== Exercise description ==
Check every line of the material below for the string "dfires", and return the ones that have it.

+++

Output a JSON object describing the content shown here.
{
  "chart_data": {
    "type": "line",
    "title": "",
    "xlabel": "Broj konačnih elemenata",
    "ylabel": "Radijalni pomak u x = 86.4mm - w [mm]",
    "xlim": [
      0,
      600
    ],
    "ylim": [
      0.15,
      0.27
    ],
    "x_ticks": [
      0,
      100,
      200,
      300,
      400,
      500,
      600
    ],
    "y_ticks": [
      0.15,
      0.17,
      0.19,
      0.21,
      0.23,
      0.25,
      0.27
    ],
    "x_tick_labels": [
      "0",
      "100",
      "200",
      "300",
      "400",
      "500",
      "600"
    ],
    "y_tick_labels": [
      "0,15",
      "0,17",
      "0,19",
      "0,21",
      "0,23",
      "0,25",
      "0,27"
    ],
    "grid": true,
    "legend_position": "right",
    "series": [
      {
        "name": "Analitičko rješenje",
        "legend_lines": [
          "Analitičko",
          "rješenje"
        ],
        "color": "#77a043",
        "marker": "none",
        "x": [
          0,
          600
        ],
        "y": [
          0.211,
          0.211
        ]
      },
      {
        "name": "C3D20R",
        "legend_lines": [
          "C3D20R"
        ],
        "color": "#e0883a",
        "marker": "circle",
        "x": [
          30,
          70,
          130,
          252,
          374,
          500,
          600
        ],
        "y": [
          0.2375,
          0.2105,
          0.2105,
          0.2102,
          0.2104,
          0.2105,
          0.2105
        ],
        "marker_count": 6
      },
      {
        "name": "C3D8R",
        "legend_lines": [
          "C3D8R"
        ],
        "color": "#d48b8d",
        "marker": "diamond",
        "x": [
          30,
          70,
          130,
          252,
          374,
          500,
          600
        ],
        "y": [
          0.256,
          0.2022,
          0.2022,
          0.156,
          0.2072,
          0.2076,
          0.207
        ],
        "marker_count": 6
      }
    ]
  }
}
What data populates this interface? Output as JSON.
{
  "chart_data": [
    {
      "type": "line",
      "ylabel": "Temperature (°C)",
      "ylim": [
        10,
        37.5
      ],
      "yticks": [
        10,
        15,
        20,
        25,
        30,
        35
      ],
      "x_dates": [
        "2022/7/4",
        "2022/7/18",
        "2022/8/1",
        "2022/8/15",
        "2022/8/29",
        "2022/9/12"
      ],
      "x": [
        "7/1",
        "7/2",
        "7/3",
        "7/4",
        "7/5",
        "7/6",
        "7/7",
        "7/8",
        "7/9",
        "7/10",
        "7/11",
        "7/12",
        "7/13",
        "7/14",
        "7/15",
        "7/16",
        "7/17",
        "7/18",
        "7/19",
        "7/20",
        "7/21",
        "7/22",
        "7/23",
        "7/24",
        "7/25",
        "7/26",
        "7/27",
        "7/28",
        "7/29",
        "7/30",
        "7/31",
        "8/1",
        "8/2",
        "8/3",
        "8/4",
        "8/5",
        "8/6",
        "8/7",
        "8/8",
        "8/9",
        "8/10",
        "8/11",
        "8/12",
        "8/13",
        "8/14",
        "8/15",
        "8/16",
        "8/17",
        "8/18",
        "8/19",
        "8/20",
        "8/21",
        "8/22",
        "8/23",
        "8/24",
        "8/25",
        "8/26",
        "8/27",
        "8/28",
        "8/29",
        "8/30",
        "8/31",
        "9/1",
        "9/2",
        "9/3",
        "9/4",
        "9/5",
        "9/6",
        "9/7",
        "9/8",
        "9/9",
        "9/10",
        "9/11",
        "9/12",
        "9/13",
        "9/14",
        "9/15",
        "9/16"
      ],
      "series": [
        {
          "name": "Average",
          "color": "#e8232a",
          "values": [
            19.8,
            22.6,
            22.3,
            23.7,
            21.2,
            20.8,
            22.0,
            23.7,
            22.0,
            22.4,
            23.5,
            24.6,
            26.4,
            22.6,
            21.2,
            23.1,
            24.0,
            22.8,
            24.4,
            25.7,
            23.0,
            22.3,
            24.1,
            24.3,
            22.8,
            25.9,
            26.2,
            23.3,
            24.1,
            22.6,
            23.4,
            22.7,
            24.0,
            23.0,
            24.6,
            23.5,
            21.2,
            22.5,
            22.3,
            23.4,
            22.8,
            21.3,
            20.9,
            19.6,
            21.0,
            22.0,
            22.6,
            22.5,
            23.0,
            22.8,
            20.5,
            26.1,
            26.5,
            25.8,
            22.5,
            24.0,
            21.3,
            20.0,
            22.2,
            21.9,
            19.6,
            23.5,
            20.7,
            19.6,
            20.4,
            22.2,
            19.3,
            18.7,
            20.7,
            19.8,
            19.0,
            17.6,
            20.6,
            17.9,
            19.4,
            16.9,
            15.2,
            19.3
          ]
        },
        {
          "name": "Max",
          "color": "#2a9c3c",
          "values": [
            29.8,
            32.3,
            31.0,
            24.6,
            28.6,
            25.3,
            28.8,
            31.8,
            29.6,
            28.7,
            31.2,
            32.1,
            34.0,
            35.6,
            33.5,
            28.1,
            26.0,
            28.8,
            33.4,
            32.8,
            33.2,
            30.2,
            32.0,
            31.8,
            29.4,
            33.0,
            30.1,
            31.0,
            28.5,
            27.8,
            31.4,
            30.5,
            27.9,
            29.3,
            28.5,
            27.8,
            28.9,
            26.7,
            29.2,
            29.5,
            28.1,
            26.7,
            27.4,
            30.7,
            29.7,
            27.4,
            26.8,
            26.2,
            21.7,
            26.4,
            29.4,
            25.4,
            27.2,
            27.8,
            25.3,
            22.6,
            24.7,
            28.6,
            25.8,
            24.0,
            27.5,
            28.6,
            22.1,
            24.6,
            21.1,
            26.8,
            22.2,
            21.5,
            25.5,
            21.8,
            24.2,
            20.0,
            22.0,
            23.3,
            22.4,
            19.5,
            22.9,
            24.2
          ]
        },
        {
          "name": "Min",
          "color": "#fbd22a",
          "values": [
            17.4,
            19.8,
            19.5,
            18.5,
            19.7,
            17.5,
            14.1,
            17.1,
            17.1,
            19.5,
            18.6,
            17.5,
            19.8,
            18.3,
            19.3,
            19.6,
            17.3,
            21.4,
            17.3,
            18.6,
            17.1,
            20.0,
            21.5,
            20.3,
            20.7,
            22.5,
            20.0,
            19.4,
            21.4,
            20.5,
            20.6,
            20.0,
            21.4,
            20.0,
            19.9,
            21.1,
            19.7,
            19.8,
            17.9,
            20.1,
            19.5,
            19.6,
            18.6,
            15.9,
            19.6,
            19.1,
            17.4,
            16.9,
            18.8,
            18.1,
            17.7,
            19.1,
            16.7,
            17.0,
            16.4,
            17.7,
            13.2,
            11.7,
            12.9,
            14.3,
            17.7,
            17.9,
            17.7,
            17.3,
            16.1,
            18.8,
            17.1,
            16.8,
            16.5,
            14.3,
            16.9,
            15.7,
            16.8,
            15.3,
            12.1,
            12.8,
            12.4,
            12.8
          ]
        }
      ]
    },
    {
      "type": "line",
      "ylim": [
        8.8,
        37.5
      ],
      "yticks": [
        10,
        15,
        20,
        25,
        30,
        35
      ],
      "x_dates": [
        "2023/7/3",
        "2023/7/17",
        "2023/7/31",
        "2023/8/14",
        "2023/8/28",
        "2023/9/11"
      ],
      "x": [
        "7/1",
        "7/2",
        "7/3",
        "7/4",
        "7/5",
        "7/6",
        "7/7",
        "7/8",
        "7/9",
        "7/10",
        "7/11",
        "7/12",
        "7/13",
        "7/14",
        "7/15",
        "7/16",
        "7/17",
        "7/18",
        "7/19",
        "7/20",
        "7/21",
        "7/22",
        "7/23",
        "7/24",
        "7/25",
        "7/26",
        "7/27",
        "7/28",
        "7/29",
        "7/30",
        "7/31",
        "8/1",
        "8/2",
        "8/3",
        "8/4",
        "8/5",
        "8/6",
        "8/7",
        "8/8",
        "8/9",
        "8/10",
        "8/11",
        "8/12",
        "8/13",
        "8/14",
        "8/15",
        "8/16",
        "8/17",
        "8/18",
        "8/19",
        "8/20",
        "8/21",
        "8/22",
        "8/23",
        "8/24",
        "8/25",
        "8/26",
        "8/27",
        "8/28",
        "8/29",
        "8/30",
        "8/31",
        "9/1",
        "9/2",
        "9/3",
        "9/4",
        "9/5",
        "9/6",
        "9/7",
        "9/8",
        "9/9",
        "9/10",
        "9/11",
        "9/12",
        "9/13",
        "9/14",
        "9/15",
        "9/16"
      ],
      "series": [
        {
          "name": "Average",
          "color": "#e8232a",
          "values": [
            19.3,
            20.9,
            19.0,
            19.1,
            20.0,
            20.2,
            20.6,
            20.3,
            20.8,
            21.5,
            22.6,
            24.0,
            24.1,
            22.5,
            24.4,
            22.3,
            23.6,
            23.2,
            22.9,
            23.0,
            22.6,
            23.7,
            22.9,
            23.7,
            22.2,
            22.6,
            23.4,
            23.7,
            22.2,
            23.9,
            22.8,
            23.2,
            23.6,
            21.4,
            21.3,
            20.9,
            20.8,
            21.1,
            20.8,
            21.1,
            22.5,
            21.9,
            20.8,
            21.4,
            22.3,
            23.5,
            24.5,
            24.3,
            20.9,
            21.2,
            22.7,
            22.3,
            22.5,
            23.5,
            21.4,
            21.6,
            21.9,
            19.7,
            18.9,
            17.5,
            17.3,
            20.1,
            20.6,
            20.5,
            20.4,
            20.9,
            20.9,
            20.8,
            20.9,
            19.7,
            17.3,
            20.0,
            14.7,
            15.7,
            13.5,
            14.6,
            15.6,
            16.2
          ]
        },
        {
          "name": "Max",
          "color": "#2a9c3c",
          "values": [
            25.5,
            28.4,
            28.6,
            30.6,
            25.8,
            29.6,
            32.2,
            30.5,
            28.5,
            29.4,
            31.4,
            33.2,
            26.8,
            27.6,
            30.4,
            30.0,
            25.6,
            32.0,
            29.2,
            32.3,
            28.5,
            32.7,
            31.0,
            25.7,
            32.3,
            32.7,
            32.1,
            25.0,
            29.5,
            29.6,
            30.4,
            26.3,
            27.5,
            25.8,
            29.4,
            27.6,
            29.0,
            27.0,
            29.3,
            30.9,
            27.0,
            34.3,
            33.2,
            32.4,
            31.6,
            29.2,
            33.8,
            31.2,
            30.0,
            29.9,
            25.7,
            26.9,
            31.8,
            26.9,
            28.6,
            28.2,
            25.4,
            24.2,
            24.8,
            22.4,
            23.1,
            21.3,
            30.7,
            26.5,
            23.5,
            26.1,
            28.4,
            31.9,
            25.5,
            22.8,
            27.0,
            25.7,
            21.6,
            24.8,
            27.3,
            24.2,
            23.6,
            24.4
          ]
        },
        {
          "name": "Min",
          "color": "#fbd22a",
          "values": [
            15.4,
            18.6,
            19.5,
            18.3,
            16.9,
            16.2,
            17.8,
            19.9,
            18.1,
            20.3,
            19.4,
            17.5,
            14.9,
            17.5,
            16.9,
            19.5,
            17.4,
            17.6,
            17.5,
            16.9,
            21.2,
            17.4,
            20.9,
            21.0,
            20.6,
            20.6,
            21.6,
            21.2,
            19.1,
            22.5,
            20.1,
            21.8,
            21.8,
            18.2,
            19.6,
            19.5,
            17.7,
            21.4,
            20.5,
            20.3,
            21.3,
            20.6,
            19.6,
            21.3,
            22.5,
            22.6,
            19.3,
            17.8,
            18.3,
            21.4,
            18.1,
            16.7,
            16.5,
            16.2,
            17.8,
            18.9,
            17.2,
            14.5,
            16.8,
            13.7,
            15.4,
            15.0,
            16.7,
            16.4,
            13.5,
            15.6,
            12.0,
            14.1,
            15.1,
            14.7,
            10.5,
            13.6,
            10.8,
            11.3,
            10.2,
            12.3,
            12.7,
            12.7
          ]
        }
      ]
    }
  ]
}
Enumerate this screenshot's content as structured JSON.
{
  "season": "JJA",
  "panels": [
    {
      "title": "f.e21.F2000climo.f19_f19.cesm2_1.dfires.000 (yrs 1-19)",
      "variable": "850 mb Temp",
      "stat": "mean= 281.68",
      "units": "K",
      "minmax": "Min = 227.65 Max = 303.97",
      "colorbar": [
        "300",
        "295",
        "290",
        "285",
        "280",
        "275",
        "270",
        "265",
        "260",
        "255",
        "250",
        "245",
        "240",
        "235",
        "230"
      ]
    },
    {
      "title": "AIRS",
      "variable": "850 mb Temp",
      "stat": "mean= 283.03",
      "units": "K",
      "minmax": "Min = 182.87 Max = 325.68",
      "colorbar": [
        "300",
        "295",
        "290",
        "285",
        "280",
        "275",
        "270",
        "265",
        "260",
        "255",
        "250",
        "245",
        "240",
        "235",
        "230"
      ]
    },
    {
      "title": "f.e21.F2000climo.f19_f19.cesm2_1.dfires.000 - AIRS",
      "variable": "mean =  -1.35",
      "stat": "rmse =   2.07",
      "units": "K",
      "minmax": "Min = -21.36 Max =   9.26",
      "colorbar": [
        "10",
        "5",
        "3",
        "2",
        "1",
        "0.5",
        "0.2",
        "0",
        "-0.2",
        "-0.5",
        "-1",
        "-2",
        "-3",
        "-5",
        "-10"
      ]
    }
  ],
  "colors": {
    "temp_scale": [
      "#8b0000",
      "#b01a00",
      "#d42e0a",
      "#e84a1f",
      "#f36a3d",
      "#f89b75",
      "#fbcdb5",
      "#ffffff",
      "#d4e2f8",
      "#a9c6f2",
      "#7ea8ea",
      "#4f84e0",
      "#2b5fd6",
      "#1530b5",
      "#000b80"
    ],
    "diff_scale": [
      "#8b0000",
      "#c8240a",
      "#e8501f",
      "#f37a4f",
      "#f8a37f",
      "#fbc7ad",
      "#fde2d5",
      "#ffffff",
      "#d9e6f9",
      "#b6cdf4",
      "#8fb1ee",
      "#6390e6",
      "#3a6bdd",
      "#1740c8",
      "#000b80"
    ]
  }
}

+++

== The reply ==
      "title": "f.e21.F2000climo.f19_f19.cesm2_1.dfires.000 (yrs 1-19)",
      "title": "f.e21.F2000climo.f19_f19.cesm2_1.dfires.000 - AIRS",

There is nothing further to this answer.